> DIRECTIONS: All the entries need to be quoted exactly, apart from the pictures, which you should drop.

> RECORDS TO USE:
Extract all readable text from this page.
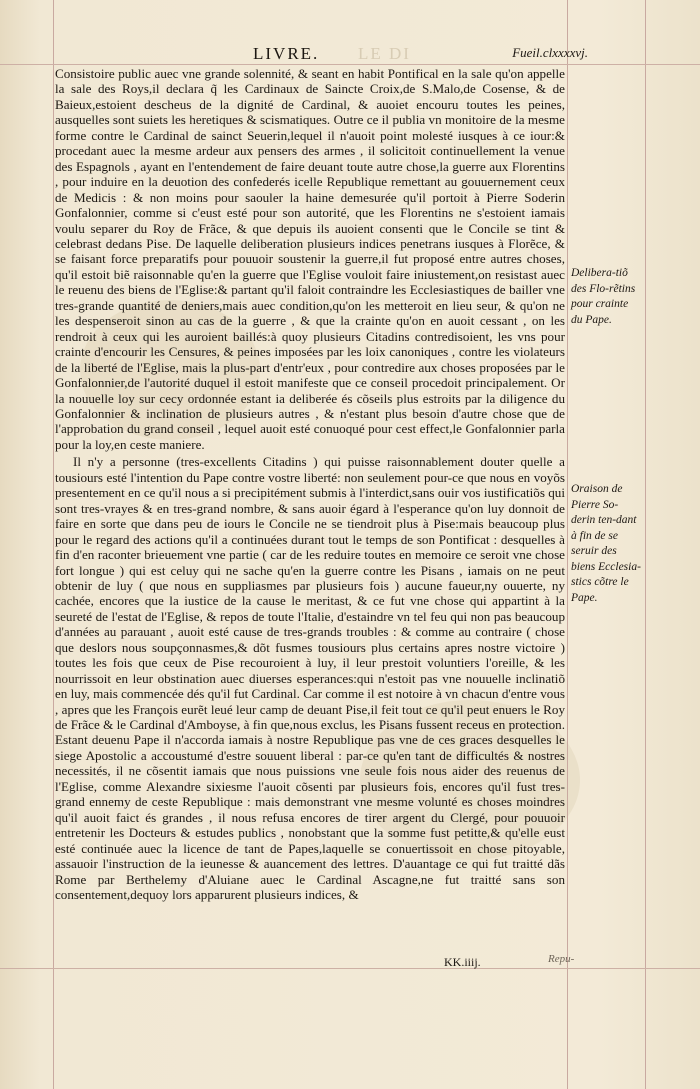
LIVRE. LE DI	Fueil.clxxxxvj.

Consistoire public auec vne grande solennité, & seant en habit Pontifical en la sale qu'on appelle la sale des Roys,il declara q̃ les Cardinaux de Saincte Croix,de S.Malo,de Cosense, & de Baieux,estoient descheus de la dignité de Cardinal, & auoiet encouru toutes les peines, ausquelles sont suiets les heretiques & scismatiques. Outre ce il publia vn monitoire de la mesme forme contre le Cardinal de sainct Seuerin,lequel il n'auoit point molesté iusques à ce iour:& procedant auec la mesme ardeur aux pensers des armes , il solicitoit continuellement la venue des Espagnols , ayant en l'entendement de faire deuant toute autre chose,la guerre aux Florentins , pour induire en la deuotion des confederés icelle Republique remettant au gouuernement ceux de Medicis : & non moins pour saouler la haine demesurée qu'il portoit à Pierre Soderin Gonfalonnier, comme si c'eust esté pour son autorité, que les Florentins ne s'estoient iamais voulu separer du Roy de Frãce, & que depuis ils auoient consenti que le Concile se tint & celebrast dedans Pise. De laquelle deliberation plusieurs indices penetrans iusques à Florẽce, & se faisant force preparatifs pour pouuoir soustenir la guerre,il fut proposé entre autres choses, qu'il estoit biẽ raisonnable qu'en la guerre que l'Eglise vouloit faire iniustement,on resistast auec le reuenu des biens de l'Eglise:& partant qu'il faloit contraindre les Ecclesiastiques de bailler vne tres-grande quantité de deniers,mais auec condition,qu'on les metteroit en lieu seur, & qu'on ne les despenseroit sinon au cas de la guerre , & que la crainte qu'on en auoit cessant , on les rendroit à ceux qui les auroient baillés:à quoy plusieurs Citadins contredisoient, les vns pour crainte d'encourir les Censures, & peines imposées par les loix canoniques , contre les violateurs de la liberté de l'Eglise, mais la plus-part d'entr'eux , pour contredire aux choses proposées par le Gonfalonnier,de l'autorité duquel il estoit manifeste que ce conseil procedoit principalement. Or la nouuelle loy sur cecy ordonnée estant ia deliberée és cõseils plus estroits par la diligence du Gonfalonnier & inclination de plusieurs autres , & n'estant plus besoin d'autre chose que de l'approbation du grand conseil , lequel auoit esté conuoqué pour cest effect,le Gonfalonnier parla pour la loy,en ceste maniere.

Il n'y a personne (tres-excellents Citadins ) qui puisse raisonnablement douter quelle a tousiours esté l'intention du Pape contre vostre liberté: non seulement pour-ce que nous en voyõs presentement en ce qu'il nous a si precipitément submis à l'interdict,sans ouir vos iustificatiõs qui sont tres-vrayes & en tres-grand nombre, & sans auoir égard à l'esperance qu'on luy donnoit de faire en sorte que dans peu de iours le Concile ne se tiendroit plus à Pise:mais beaucoup plus pour le regard des actions qu'il a continuées durant tout le temps de son Pontificat : desquelles à fin d'en raconter brieuement vne partie ( car de les reduire toutes en memoire ce seroit vne chose fort longue ) qui est celuy qui ne sache qu'en la guerre contre les Pisans , iamais on ne peut obtenir de luy ( que nous en suppliasmes par plusieurs fois ) aucune faueur,ny ouuerte, ny cachée, encores que la iustice de la cause le meritast, & ce fut vne chose qui appartint à la seureté de l'estat de l'Eglise, & repos de toute l'Italie, d'estaindre vn tel feu qui non pas beaucoup d'années au parauant , auoit esté cause de tres-grands troubles : & comme au contraire ( chose que deslors nous soupçonnasmes,& dõt fusmes tousiours plus certains apres nostre victoire ) toutes les fois que ceux de Pise recouroient à luy, il leur prestoit voluntiers l'oreille, & les nourrissoit en leur obstination auec diuerses esperances:qui n'estoit pas vne nouuelle inclinatiõ en luy, mais commencée dés qu'il fut Cardinal. Car comme il est notoire à vn chacun d'entre vous , apres que les François eurẽt leué leur camp de deuant Pise,il feit tout ce qu'il peut enuers le Roy de Frãce & le Cardinal d'Amboyse, à fin que,nous exclus, les Pisans fussent receus en protection. Estant deuenu Pape il n'accorda iamais à nostre Republique pas vne de ces graces desquelles le siege Apostolic a accoustumé d'estre souuent liberal : par-ce qu'en tant de difficultés & nostres necessités, il ne cõsentit iamais que nous puissions vne seule fois nous aider des reuenus de l'Eglise, comme Alexandre sixiesme l'auoit cõsenti par plusieurs fois, encores qu'il fust tres-grand ennemy de ceste Republique : mais demonstrant vne mesme volunté es choses moindres qu'il auoit faict és grandes , il nous refusa encores de tirer argent du Clergé, pour pouuoir entretenir les Docteurs & estudes publics , nonobstant que la somme fust petitte,& qu'elle eust esté continuée auec la licence de tant de Papes,laquelle se conuertissoit en chose pitoyable, assauoir l'instruction de la ieunesse & auancement des lettres. D'auantage ce qui fut traitté dãs Rome par Berthelemy d'Aluiane auec le Cardinal Ascagne,ne fut traitté sans son consentement,dequoy lors apparurent plusieurs indices, &

Delibera-tiõ des Flo-rẽtins pour crainte du Pape.
Oraison de Pierre So-derin ten-dant à fin de se seruir des biens Ecclesia-stics cõtre le Pape.
KK.iiij.	Repu-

> SOLUTION TO THIS PROBLEM:
Extract all readable text from this page.
LIVRE. LE DI	Fueil.clxxxxvj.

Consistoire public auec vne grande solennité, & seant en habit Pontifical en la sale qu'on appelle la sale des Roys,il declara q̃ les Cardinaux de Saincte Croix,de S.Malo,de Cosense, & de Baieux,estoient descheus de la dignité de Cardinal, & auoiet encouru toutes les peines, ausquelles sont suiets les heretiques & scismatiques. Outre ce il publia vn monitoire de la mesme forme contre le Cardinal de sainct Seuerin,lequel il n'auoit point molesté iusques à ce iour:& procedant auec la mesme ardeur aux pensers des armes , il solicitoit continuellement la venue des Espagnols , ayant en l'entendement de faire deuant toute autre chose,la guerre aux Florentins , pour induire en la deuotion des confederés icelle Republique remettant au gouuernement ceux de Medicis : & non moins pour saouler la haine demesurée qu'il portoit à Pierre Soderin Gonfalonnier, comme si c'eust esté pour son autorité, que les Florentins ne s'estoient iamais voulu separer du Roy de Frãce, & que depuis ils auoient consenti que le Concile se tint & celebrast dedans Pise. De laquelle deliberation plusieurs indices penetrans iusques à Florẽce, & se faisant force preparatifs pour pouuoir soustenir la guerre,il fut proposé entre autres choses, qu'il estoit biẽ raisonnable qu'en la guerre que l'Eglise vouloit faire iniustement,on resistast auec le reuenu des biens de l'Eglise:& partant qu'il faloit contraindre les Ecclesiastiques de bailler vne tres-grande quantité de deniers,mais auec condition,qu'on les metteroit en lieu seur, & qu'on ne les despenseroit sinon au cas de la guerre , & que la crainte qu'on en auoit cessant , on les rendroit à ceux qui les auroient baillés:à quoy plusieurs Citadins contredisoient, les vns pour crainte d'encourir les Censures, & peines imposées par les loix canoniques , contre les violateurs de la liberté de l'Eglise, mais la plus-part d'entr'eux , pour contredire aux choses proposées par le Gonfalonnier,de l'autorité duquel il estoit manifeste que ce conseil procedoit principalement. Or la nouuelle loy sur cecy ordonnée estant ia deliberée és cõseils plus estroits par la diligence du Gonfalonnier & inclination de plusieurs autres , & n'estant plus besoin d'autre chose que de l'approbation du grand conseil , lequel auoit esté conuoqué pour cest effect,le Gonfalonnier parla pour la loy,en ceste maniere.

Il n'y a personne (tres-excellents Citadins ) qui puisse raisonnablement douter quelle a tousiours esté l'intention du Pape contre vostre liberté: non seulement pour-ce que nous en voyõs presentement en ce qu'il nous a si precipitément submis à l'interdict,sans ouir vos iustificatiõs qui sont tres-vrayes & en tres-grand nombre, & sans auoir égard à l'esperance qu'on luy donnoit de faire en sorte que dans peu de iours le Concile ne se tiendroit plus à Pise:mais beaucoup plus pour le regard des actions qu'il a continuées durant tout le temps de son Pontificat : desquelles à fin d'en raconter brieuement vne partie ( car de les reduire toutes en memoire ce seroit vne chose fort longue ) qui est celuy qui ne sache qu'en la guerre contre les Pisans , iamais on ne peut obtenir de luy ( que nous en suppliasmes par plusieurs fois ) aucune faueur,ny ouuerte, ny cachée, encores que la iustice de la cause le meritast, & ce fut vne chose qui appartint à la seureté de l'estat de l'Eglise, & repos de toute l'Italie, d'estaindre vn tel feu qui non pas beaucoup d'années au parauant , auoit esté cause de tres-grands troubles : & comme au contraire ( chose que deslors nous soupçonnasmes,& dõt fusmes tousiours plus certains apres nostre victoire ) toutes les fois que ceux de Pise recouroient à luy, il leur prestoit voluntiers l'oreille, & les nourrissoit en leur obstination auec diuerses esperances:qui n'estoit pas vne nouuelle inclinatiõ en luy, mais commencée dés qu'il fut Cardinal. Car comme il est notoire à vn chacun d'entre vous , apres que les François eurẽt leué leur camp de deuant Pise,il feit tout ce qu'il peut enuers le Roy de Frãce & le Cardinal d'Amboyse, à fin que,nous exclus, les Pisans fussent receus en protection. Estant deuenu Pape il n'accorda iamais à nostre Republique pas vne de ces graces desquelles le siege Apostolic a accoustumé d'estre souuent liberal : par-ce qu'en tant de difficultés & nostres necessités, il ne cõsentit iamais que nous puissions vne seule fois nous aider des reuenus de l'Eglise, comme Alexandre sixiesme l'auoit cõsenti par plusieurs fois, encores qu'il fust tres-grand ennemy de ceste Republique : mais demonstrant vne mesme volunté es choses moindres qu'il auoit faict és grandes , il nous refusa encores de tirer argent du Clergé, pour pouuoir entretenir les Docteurs & estudes publics , nonobstant que la somme fust petitte,& qu'elle eust esté continuée auec la licence de tant de Papes,laquelle se conuertissoit en chose pitoyable, assauoir l'instruction de la ieunesse & auancement des lettres. D'auantage ce qui fut traitté dãs Rome par Berthelemy d'Aluiane auec le Cardinal Ascagne,ne fut traitté sans son consentement,dequoy lors apparurent plusieurs indices, &

Delibera-tiõ des Flo-rẽtins pour crainte du Pape.
Oraison de Pierre So-derin ten-dant à fin de se seruir des biens Ecclesia-stics cõtre le Pape.
KK.iiij.	Repu-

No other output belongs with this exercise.